## Extracted material:
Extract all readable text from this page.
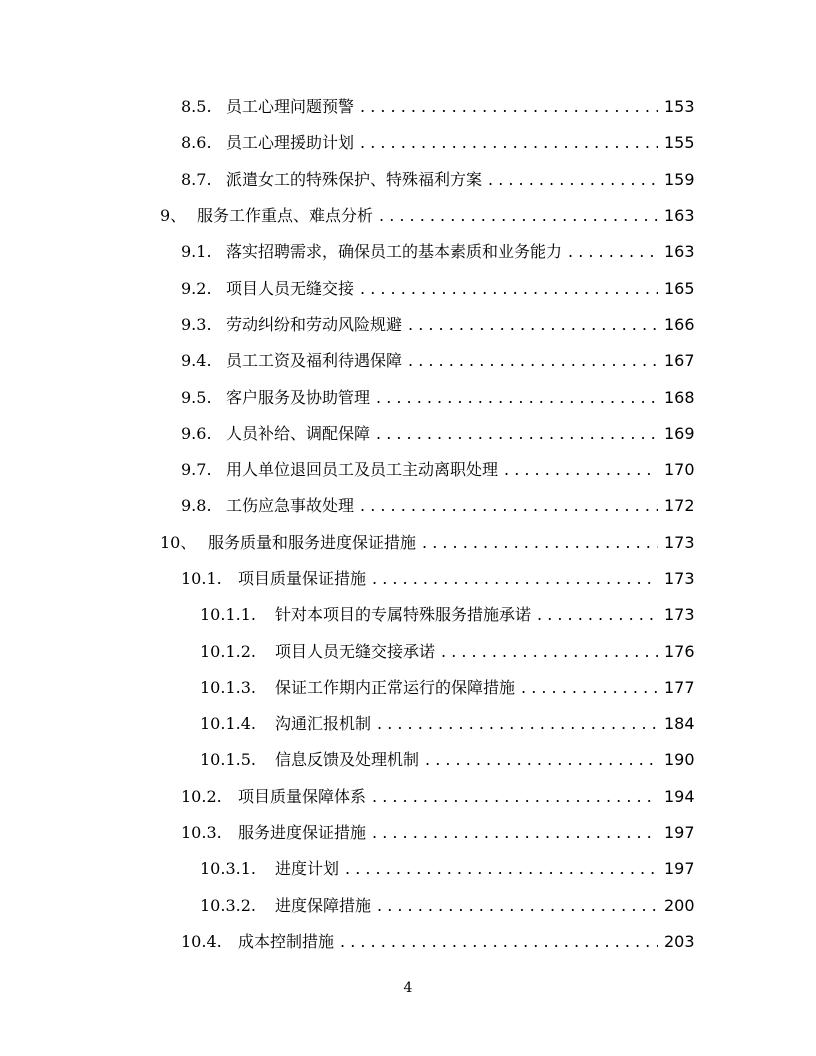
8.5. 员工心理问题预警 . . .	153
8.6. 员工心理援助计划 . . .	155
8.7. 派遣女工的特殊保护、特殊福利方案 . . .	159
9、 服务工作重点、难点分析 . . .	163
9.1. 落实招聘需求，确保员工的基本素质和业务能力 . . .	163
9.2. 项目人员无缝交接 . . .	165
9.3. 劳动纠纷和劳动风险规避 . . .	166
9.4. 员工工资及福利待遇保障 . . .	167
9.5. 客户服务及协助管理 . . .	168
9.6. 人员补给、调配保障 . . .	169
9.7. 用人单位退回员工及员工主动离职处理 . . .	170
9.8. 工伤应急事故处理 . . .	172
10、 服务质量和服务进度保证措施 . . .	173
10.1.	项目质量保证措施 . . .	173
10.1.1.	针对本项目的专属特殊服务措施承诺 . . .	173
10.1.2.	项目人员无缝交接承诺 . . .	176
10.1.3.	保证工作期内正常运行的保障措施 . . .	177
10.1.4.	沟通汇报机制 . . .	184
10.1.5.	信息反馈及处理机制 . . .	190
10.2.	项目质量保障体系 . . .	194
10.3.	服务进度保证措施 . . .	197
10.3.1.	进度计划 . . .	197
10.3.2.	进度保障措施 . . .	200
10.4.	成本控制措施 . . .	203
4
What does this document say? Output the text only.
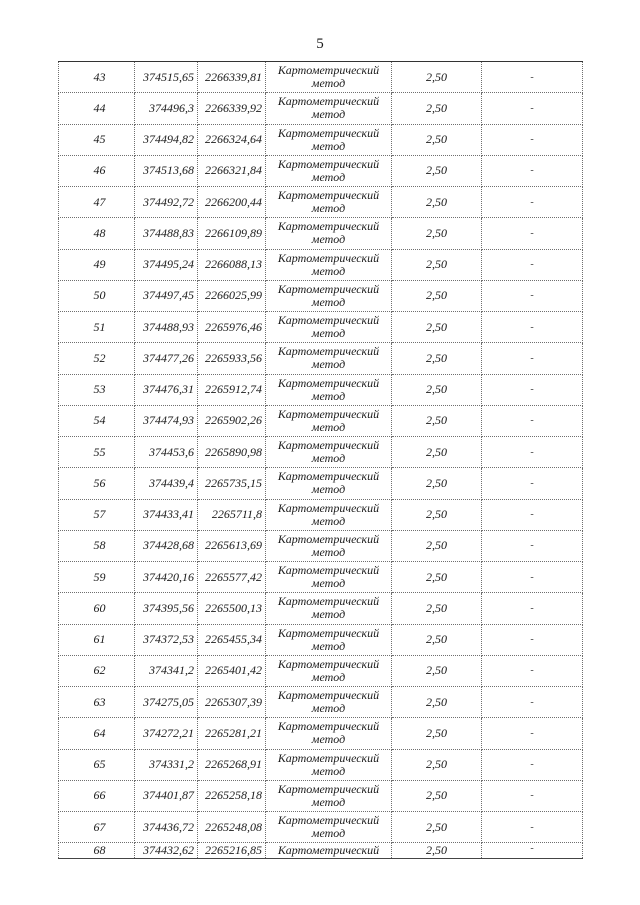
5
43	374515,65	2266339,81	Картометрический метод	2,50	-
44	374496,3	2266339,92	Картометрический метод	2,50	-
45	374494,82	2266324,64	Картометрический метод	2,50	-
46	374513,68	2266321,84	Картометрический метод	2,50	-
47	374492,72	2266200,44	Картометрический метод	2,50	-
48	374488,83	2266109,89	Картометрический метод	2,50	-
49	374495,24	2266088,13	Картометрический метод	2,50	-
50	374497,45	2266025,99	Картометрический метод	2,50	-
51	374488,93	2265976,46	Картометрический метод	2,50	-
52	374477,26	2265933,56	Картометрический метод	2,50	-
53	374476,31	2265912,74	Картометрический метод	2,50	-
54	374474,93	2265902,26	Картометрический метод	2,50	-
55	374453,6	2265890,98	Картометрический метод	2,50	-
56	374439,4	2265735,15	Картометрический метод	2,50	-
57	374433,41	2265711,8	Картометрический метод	2,50	-
58	374428,68	2265613,69	Картометрический метод	2,50	-
59	374420,16	2265577,42	Картометрический метод	2,50	-
60	374395,56	2265500,13	Картометрический метод	2,50	-
61	374372,53	2265455,34	Картометрический метод	2,50	-
62	374341,2	2265401,42	Картометрический метод	2,50	-
63	374275,05	2265307,39	Картометрический метод	2,50	-
64	374272,21	2265281,21	Картометрический метод	2,50	-
65	374331,2	2265268,91	Картометрический метод	2,50	-
66	374401,87	2265258,18	Картометрический метод	2,50	-
67	374436,72	2265248,08	Картометрический метод	2,50	-
68	374432,62	2265216,85	Картометрический	2,50	-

## What this task involves:
Generate a word-for-word copy of the preceding records, excluding all pictures.

## In response:
Extract all readable text from this page.
8.5. 员工心理问题预警 . . .	153
8.6. 员工心理援助计划 . . .	155
8.7. 派遣女工的特殊保护、特殊福利方案 . . .	159
9、 服务工作重点、难点分析 . . .	163
9.1. 落实招聘需求，确保员工的基本素质和业务能力 . . .	163
9.2. 项目人员无缝交接 . . .	165
9.3. 劳动纠纷和劳动风险规避 . . .	166
9.4. 员工工资及福利待遇保障 . . .	167
9.5. 客户服务及协助管理 . . .	168
9.6. 人员补给、调配保障 . . .	169
9.7. 用人单位退回员工及员工主动离职处理 . . .	170
9.8. 工伤应急事故处理 . . .	172
10、 服务质量和服务进度保证措施 . . .	173
10.1.	项目质量保证措施 . . .	173
10.1.1.	针对本项目的专属特殊服务措施承诺 . . .	173
10.1.2.	项目人员无缝交接承诺 . . .	176
10.1.3.	保证工作期内正常运行的保障措施 . . .	177
10.1.4.	沟通汇报机制 . . .	184
10.1.5.	信息反馈及处理机制 . . .	190
10.2.	项目质量保障体系 . . .	194
10.3.	服务进度保证措施 . . .	197
10.3.1.	进度计划 . . .	197
10.3.2.	进度保障措施 . . .	200
10.4.	成本控制措施 . . .	203
4
What does this document say? Output the text only.
5
43	374515,65	2266339,81	Картометрический метод	2,50	-
44	374496,3	2266339,92	Картометрический метод	2,50	-
45	374494,82	2266324,64	Картометрический метод	2,50	-
46	374513,68	2266321,84	Картометрический метод	2,50	-
47	374492,72	2266200,44	Картометрический метод	2,50	-
48	374488,83	2266109,89	Картометрический метод	2,50	-
49	374495,24	2266088,13	Картометрический метод	2,50	-
50	374497,45	2266025,99	Картометрический метод	2,50	-
51	374488,93	2265976,46	Картометрический метод	2,50	-
52	374477,26	2265933,56	Картометрический метод	2,50	-
53	374476,31	2265912,74	Картометрический метод	2,50	-
54	374474,93	2265902,26	Картометрический метод	2,50	-
55	374453,6	2265890,98	Картометрический метод	2,50	-
56	374439,4	2265735,15	Картометрический метод	2,50	-
57	374433,41	2265711,8	Картометрический метод	2,50	-
58	374428,68	2265613,69	Картометрический метод	2,50	-
59	374420,16	2265577,42	Картометрический метод	2,50	-
60	374395,56	2265500,13	Картометрический метод	2,50	-
61	374372,53	2265455,34	Картометрический метод	2,50	-
62	374341,2	2265401,42	Картометрический метод	2,50	-
63	374275,05	2265307,39	Картометрический метод	2,50	-
64	374272,21	2265281,21	Картометрический метод	2,50	-
65	374331,2	2265268,91	Картометрический метод	2,50	-
66	374401,87	2265258,18	Картометрический метод	2,50	-
67	374436,72	2265248,08	Картометрический метод	2,50	-
68	374432,62	2265216,85	Картометрический	2,50	-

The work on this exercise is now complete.